— PROMPT —
Pull every line containing "label" from the entries.

— PROVIDED RECORDS —

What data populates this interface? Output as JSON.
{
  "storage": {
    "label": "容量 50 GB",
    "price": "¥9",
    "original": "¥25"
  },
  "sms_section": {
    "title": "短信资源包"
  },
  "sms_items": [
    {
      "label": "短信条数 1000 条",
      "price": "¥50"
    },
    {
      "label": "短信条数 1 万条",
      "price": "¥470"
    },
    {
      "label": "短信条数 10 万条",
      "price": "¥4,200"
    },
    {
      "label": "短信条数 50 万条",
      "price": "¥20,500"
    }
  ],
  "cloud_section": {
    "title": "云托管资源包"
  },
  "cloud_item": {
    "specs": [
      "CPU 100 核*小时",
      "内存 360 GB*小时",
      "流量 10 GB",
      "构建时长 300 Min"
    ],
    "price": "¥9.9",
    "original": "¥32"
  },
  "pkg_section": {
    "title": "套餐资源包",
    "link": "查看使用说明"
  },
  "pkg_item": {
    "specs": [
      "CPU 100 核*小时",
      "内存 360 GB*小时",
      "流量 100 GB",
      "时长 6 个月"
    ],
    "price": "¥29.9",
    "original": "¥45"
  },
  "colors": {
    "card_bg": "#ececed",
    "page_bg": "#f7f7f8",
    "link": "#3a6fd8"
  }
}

— REPLY TO THE EXERCISE —
    "label": "容量 50 GB",
      "label": "短信条数 1000 条",
      "label": "短信条数 1 万条",
      "label": "短信条数 10 万条",
      "label": "短信条数 50 万条",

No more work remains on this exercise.